** Instrucciones de tarea **
Presenta como lista JSON de cadenas, una por línea y sin líneas en blanco, el tramo del listado que empieza en su primera línea y termina con la línea que contiene "menu-item-summary[interactable]: Summary: [338, 125, 536, 163]", ambas incluidas.

════════════════

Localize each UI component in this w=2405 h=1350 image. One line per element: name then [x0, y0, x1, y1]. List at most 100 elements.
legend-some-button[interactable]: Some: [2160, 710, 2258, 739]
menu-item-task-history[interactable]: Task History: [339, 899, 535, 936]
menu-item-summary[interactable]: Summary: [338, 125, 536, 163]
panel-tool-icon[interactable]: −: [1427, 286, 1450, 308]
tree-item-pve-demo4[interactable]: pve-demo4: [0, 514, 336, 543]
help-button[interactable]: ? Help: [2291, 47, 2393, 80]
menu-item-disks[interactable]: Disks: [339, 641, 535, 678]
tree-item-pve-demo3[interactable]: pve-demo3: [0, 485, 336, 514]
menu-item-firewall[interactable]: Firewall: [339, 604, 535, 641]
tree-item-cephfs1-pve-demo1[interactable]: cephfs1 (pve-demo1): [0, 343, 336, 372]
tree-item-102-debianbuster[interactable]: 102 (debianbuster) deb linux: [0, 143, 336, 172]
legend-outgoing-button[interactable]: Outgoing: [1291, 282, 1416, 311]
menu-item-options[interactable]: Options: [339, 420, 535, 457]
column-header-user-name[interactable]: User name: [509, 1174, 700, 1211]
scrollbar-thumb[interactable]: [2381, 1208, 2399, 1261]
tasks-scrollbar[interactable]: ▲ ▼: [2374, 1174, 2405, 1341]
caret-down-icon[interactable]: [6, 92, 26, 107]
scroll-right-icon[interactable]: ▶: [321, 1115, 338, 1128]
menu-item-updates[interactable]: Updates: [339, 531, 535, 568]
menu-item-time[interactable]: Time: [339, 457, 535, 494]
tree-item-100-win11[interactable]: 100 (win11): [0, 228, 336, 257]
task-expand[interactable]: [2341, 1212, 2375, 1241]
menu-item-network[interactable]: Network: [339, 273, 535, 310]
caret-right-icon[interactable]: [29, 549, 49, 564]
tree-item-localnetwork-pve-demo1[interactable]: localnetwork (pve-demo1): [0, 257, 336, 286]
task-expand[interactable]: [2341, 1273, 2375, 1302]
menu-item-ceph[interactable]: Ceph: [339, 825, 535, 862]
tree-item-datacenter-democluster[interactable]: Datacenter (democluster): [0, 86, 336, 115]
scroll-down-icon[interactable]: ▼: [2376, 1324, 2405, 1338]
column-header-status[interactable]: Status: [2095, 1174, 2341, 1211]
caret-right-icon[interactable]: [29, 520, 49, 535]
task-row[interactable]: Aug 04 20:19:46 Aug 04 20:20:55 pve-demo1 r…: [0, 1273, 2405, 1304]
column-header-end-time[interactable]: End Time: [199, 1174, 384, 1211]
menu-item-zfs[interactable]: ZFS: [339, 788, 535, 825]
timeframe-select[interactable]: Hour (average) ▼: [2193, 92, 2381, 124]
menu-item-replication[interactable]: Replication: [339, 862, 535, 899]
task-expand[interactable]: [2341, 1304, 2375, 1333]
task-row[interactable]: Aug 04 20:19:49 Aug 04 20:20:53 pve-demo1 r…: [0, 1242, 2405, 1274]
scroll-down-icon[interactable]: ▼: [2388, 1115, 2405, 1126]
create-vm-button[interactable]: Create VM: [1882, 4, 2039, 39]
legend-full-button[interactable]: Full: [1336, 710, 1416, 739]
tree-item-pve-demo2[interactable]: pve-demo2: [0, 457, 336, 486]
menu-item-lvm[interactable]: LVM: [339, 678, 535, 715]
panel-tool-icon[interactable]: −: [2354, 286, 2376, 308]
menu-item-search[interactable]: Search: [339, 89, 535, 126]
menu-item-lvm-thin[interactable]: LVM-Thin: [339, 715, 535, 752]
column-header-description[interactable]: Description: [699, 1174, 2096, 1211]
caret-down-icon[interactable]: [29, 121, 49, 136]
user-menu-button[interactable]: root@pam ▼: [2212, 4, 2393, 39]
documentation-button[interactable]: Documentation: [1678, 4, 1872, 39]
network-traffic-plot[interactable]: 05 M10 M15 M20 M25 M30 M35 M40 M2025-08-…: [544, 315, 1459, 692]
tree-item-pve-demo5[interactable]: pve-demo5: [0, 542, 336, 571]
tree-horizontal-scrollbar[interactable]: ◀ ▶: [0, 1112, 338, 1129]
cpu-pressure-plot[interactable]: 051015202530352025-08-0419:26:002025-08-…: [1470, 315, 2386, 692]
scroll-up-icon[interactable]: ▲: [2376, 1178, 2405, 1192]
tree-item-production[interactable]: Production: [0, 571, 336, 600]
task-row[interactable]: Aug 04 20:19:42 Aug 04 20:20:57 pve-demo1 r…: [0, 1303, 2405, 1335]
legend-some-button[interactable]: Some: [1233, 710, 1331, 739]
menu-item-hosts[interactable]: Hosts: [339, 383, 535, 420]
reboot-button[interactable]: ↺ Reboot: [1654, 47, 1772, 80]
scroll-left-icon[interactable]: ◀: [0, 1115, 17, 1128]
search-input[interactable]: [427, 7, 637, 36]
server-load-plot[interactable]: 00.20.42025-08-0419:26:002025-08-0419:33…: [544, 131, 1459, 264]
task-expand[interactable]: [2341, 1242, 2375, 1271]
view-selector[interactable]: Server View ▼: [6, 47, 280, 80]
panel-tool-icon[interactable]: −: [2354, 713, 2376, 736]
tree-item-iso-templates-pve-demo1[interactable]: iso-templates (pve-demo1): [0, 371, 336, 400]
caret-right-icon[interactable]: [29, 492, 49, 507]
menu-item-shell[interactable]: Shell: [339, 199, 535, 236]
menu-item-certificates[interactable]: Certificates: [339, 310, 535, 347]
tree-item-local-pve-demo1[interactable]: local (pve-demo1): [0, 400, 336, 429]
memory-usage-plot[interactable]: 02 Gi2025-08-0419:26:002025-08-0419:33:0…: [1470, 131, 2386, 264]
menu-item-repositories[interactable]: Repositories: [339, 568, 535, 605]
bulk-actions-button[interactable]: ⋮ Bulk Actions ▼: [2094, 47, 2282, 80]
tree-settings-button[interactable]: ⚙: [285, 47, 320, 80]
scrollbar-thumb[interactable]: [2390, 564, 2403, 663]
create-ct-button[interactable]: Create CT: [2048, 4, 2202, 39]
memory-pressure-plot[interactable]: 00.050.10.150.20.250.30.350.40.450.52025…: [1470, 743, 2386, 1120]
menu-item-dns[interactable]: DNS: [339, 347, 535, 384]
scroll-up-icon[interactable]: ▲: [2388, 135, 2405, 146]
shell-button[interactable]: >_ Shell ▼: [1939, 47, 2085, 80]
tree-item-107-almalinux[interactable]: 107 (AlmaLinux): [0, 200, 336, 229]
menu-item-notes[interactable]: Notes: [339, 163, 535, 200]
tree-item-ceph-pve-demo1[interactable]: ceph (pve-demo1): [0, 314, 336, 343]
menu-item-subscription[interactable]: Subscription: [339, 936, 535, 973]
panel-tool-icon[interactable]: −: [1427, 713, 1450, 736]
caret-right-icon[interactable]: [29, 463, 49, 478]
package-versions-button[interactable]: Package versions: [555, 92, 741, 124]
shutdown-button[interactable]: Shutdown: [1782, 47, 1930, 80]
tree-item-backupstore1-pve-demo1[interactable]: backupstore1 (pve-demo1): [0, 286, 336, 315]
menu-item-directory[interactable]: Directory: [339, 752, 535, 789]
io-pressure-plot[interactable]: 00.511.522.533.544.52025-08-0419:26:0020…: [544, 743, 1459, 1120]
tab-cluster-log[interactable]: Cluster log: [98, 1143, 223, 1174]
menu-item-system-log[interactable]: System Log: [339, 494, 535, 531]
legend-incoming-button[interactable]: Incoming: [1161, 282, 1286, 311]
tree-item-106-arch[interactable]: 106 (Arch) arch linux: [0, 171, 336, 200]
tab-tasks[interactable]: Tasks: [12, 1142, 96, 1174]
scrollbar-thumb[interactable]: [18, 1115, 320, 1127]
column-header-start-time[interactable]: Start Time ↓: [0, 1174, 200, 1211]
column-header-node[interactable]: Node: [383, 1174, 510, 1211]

════════════════

** Solución del ejercicio **
[
  "Localize each UI component in this w=2405 h=1350 image. One line per element: name then [x0, y0, x1, y1]. List at most 100 elements.",
  "legend-some-button[interactable]: Some: [2160, 710, 2258, 739]",
  "menu-item-task-history[interactable]: Task History: [339, 899, 535, 936]",
  "menu-item-summary[interactable]: Summary: [338, 125, 536, 163]"
]